_INFORMATION PROVIDED:_
╭──

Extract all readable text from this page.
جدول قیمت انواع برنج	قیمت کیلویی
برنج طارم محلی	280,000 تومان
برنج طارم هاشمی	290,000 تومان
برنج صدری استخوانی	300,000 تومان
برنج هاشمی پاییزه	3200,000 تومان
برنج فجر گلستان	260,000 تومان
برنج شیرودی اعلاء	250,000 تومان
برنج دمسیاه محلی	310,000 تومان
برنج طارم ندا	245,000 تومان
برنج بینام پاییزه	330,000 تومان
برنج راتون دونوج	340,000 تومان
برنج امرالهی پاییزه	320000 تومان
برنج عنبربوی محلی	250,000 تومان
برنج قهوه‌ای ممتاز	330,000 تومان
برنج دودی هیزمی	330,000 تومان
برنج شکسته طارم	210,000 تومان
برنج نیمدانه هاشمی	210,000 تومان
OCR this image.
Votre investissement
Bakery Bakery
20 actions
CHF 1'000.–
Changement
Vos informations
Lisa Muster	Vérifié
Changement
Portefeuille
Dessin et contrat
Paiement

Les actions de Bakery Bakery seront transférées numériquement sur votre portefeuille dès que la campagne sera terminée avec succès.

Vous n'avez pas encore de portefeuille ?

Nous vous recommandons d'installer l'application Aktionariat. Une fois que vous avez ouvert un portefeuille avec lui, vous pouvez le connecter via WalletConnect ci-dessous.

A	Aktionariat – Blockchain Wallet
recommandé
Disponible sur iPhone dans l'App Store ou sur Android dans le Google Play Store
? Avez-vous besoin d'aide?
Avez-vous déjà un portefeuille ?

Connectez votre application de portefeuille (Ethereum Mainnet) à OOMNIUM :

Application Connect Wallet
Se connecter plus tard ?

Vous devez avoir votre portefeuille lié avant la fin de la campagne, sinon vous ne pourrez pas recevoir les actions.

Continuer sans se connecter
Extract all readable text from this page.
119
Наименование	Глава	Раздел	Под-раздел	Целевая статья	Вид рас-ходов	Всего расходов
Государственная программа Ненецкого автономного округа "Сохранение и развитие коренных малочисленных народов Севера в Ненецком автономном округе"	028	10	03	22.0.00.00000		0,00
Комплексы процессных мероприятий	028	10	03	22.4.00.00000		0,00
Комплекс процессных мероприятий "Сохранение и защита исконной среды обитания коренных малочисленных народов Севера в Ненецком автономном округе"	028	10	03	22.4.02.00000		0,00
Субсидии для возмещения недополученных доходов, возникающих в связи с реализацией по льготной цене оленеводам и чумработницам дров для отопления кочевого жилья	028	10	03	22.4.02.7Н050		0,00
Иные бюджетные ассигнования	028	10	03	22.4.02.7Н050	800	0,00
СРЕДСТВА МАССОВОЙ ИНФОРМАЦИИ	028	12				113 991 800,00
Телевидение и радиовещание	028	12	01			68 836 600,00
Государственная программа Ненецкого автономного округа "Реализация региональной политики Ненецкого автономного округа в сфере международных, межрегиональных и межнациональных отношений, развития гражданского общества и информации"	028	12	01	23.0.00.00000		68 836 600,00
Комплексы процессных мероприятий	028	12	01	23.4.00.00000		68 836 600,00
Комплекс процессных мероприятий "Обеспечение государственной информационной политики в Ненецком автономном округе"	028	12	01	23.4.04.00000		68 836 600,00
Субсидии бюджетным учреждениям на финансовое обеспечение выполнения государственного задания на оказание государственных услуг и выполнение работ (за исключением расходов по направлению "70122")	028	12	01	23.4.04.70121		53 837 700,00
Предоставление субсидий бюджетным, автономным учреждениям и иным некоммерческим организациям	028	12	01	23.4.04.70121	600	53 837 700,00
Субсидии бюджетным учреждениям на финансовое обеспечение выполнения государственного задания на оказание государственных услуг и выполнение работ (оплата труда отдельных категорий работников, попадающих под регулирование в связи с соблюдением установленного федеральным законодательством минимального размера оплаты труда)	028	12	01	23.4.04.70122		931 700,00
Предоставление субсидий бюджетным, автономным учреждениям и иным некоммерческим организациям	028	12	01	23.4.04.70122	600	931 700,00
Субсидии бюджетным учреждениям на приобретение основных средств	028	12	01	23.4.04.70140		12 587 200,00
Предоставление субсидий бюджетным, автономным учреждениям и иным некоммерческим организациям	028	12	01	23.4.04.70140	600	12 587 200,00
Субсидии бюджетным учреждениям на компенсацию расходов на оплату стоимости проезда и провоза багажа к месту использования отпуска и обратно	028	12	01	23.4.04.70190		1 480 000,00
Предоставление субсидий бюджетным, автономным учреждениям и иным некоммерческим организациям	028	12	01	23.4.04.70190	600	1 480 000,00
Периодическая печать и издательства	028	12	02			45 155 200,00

╰──

_EXERCISE PROMPT:_ Copy out every line in the entries above that holds "государственных".

_EXERCISE OUTPUT:_
Субсидии бюджетным учреждениям на финансовое обеспечение выполнения государственного задания на оказание государственных услуг и выполнение работ (за исключением расходов по направлению "70122")	028	12	01	23.4.04.70121		53 837 700,00
Субсидии бюджетным учреждениям на финансовое обеспечение выполнения государственного задания на оказание государственных услуг и выполнение работ (оплата труда отдельных категорий работников, попадающих под регулирование в связи с соблюдением установленного федеральным законодательством минимального размера оплаты труда)	028	12	01	23.4.04.70122		931 700,00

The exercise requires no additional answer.